» **Material for the task**
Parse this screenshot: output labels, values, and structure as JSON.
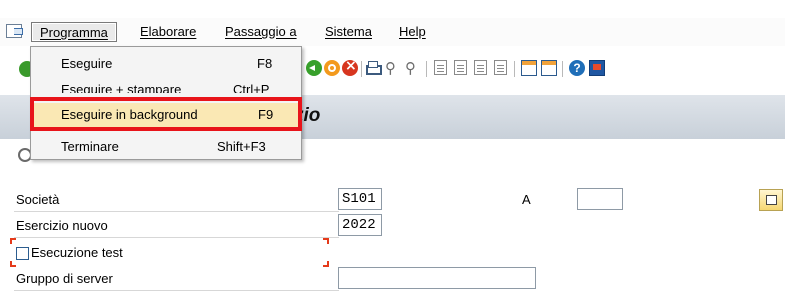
{
  "menubar": {
    "items": [
      {
        "label": "Programma"
      },
      {
        "label": "Elaborare"
      },
      {
        "label": "Passaggio a"
      },
      {
        "label": "Sistema"
      },
      {
        "label": "Help"
      }
    ]
  },
  "dropdown": {
    "items": [
      {
        "label": "Eseguire",
        "shortcut": "F8"
      },
      {
        "label": "Eseguire + stampare",
        "shortcut": "Ctrl+P"
      },
      {
        "label": "Eseguire in background",
        "shortcut": "F9",
        "highlighted": true
      },
      {
        "label": "Terminare",
        "shortcut": "Shift+F3"
      }
    ]
  },
  "titlebar": {
    "title_fragment": "zio"
  },
  "toolbar": {
    "icons": [
      "enter-icon",
      "back-icon",
      "exit-icon",
      "cancel-icon",
      "print-icon",
      "find-icon",
      "find-next-icon",
      "first-page-icon",
      "previous-page-icon",
      "next-page-icon",
      "last-page-icon",
      "new-session-icon",
      "shortcut-icon",
      "help-icon",
      "customize-layout-icon"
    ]
  },
  "form": {
    "company": {
      "label": "Società",
      "value": "S101",
      "to_label": "A",
      "to_value": ""
    },
    "fiscal_year": {
      "label": "Esercizio nuovo",
      "value": "2022"
    },
    "test_run": {
      "label": "Esecuzione test",
      "checked": false
    },
    "server_group": {
      "label": "Gruppo di server",
      "value": ""
    }
  },
  "colors": {
    "highlight_border": "#e8141a",
    "highlight_fill": "#fae8b4",
    "titlebar": "#c8d0d9"
  }
}
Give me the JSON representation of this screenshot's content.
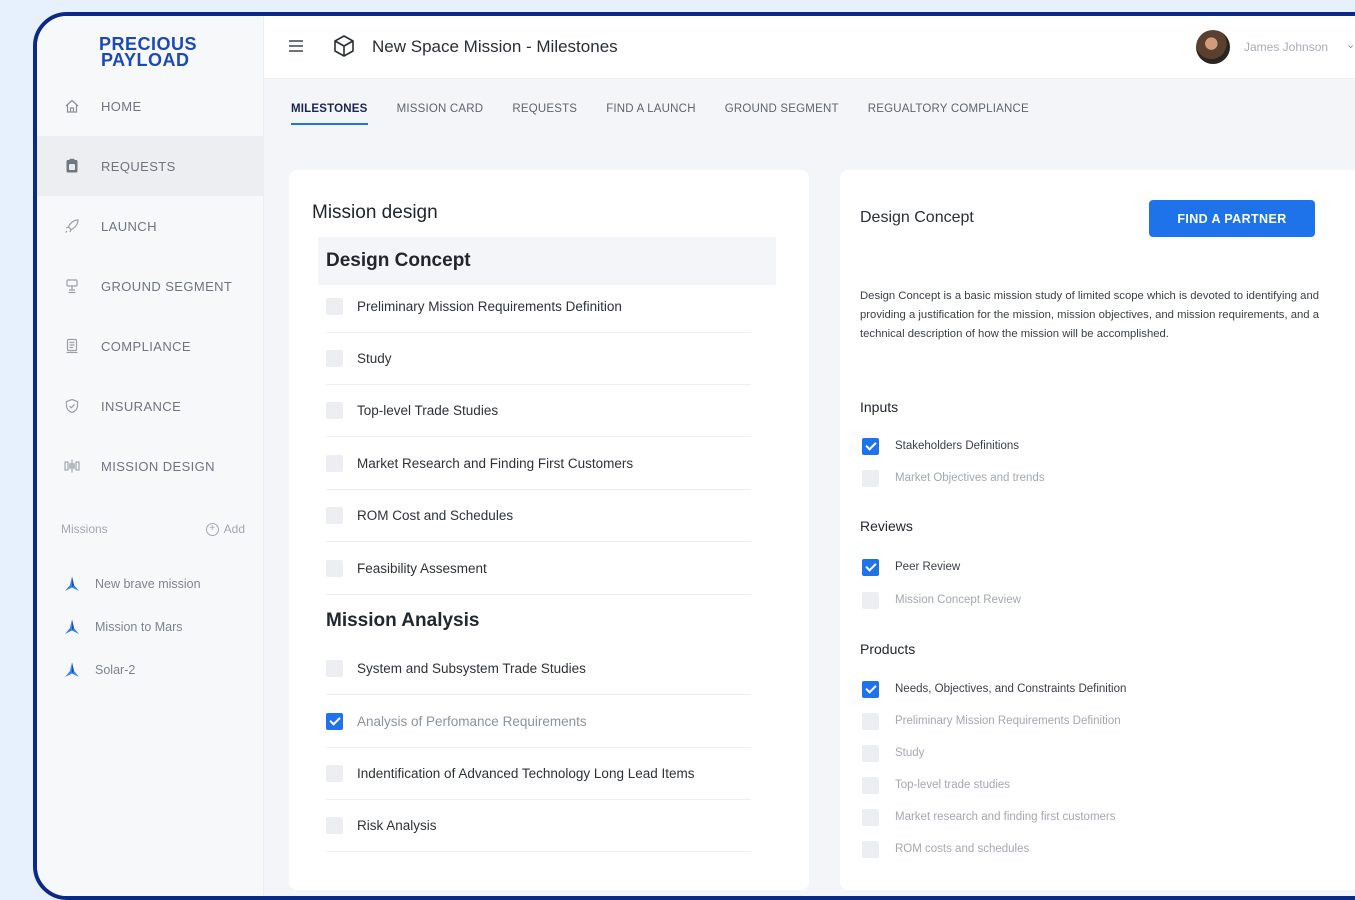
{
  "logo": {
    "line1": "PRECIOUS",
    "line2": "PAYLOAD"
  },
  "sidebar": {
    "items": [
      {
        "label": "HOME",
        "icon": "home-icon"
      },
      {
        "label": "REQUESTS",
        "icon": "requests-icon",
        "active": true
      },
      {
        "label": "LAUNCH",
        "icon": "rocket-icon"
      },
      {
        "label": "GROUND SEGMENT",
        "icon": "antenna-icon"
      },
      {
        "label": "COMPLIANCE",
        "icon": "document-icon"
      },
      {
        "label": "INSURANCE",
        "icon": "shield-icon"
      },
      {
        "label": "MISSION DESIGN",
        "icon": "satellite-icon"
      }
    ],
    "missions_label": "Missions",
    "add_label": "Add",
    "missions": [
      {
        "label": "New brave mission"
      },
      {
        "label": "Mission to Mars"
      },
      {
        "label": "Solar-2"
      }
    ]
  },
  "header": {
    "title": "New Space Mission - Milestones",
    "user_name": "James Johnson"
  },
  "tabs": [
    {
      "label": "MILESTONES",
      "active": true
    },
    {
      "label": "MISSION CARD"
    },
    {
      "label": "REQUESTS"
    },
    {
      "label": "FIND A LAUNCH"
    },
    {
      "label": "GROUND SEGMENT"
    },
    {
      "label": "REGUALTORY COMPLIANCE"
    }
  ],
  "mission_design": {
    "title": "Mission design",
    "groups": [
      {
        "title": "Design Concept",
        "tasks": [
          {
            "label": "Preliminary Mission Requirements Definition",
            "checked": false
          },
          {
            "label": "Study",
            "checked": false
          },
          {
            "label": "Top-level Trade Studies",
            "checked": false
          },
          {
            "label": "Market Research and Finding First Customers",
            "checked": false
          },
          {
            "label": "ROM Cost and Schedules",
            "checked": false
          },
          {
            "label": "Feasibility Assesment",
            "checked": false
          }
        ]
      },
      {
        "title": "Mission Analysis",
        "tasks": [
          {
            "label": "System and Subsystem Trade Studies",
            "checked": false
          },
          {
            "label": "Analysis of Perfomance Requirements",
            "checked": true
          },
          {
            "label": "Indentification of Advanced Technology Long Lead Items",
            "checked": false
          },
          {
            "label": "Risk Analysis",
            "checked": false
          }
        ]
      }
    ]
  },
  "detail": {
    "title": "Design Concept",
    "button": "FIND A PARTNER",
    "description": "Design Concept is a basic mission study of limited scope which is devoted to identifying and providing a justification for the mission, mission objectives, and mission requirements, and a technical description of how the mission will be accomplished.",
    "sections": [
      {
        "title": "Inputs",
        "items": [
          {
            "label": "Stakeholders Definitions",
            "checked": true
          },
          {
            "label": "Market Objectives and trends",
            "checked": false
          }
        ]
      },
      {
        "title": "Reviews",
        "items": [
          {
            "label": "Peer Review",
            "checked": true
          },
          {
            "label": "Mission Concept Review",
            "checked": false
          }
        ]
      },
      {
        "title": "Products",
        "items": [
          {
            "label": "Needs, Objectives, and Constraints Definition",
            "checked": true
          },
          {
            "label": "Preliminary Mission Requirements Definition",
            "checked": false
          },
          {
            "label": "Study",
            "checked": false
          },
          {
            "label": "Top-level trade studies",
            "checked": false
          },
          {
            "label": "Market research and finding first customers",
            "checked": false
          },
          {
            "label": "ROM costs and schedules",
            "checked": false
          }
        ]
      }
    ]
  },
  "colors": {
    "accent": "#1f73ea",
    "frame": "#0b2a88",
    "background": "#e6f1fd"
  }
}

» **Aim**
Copy every line of the data that holds the string "shortcut".

» **Right answer**
        "shortcut": "F8"
        "shortcut": "Ctrl+P"
        "shortcut": "F9",
        "shortcut": "Shift+F3"
      "shortcut-icon",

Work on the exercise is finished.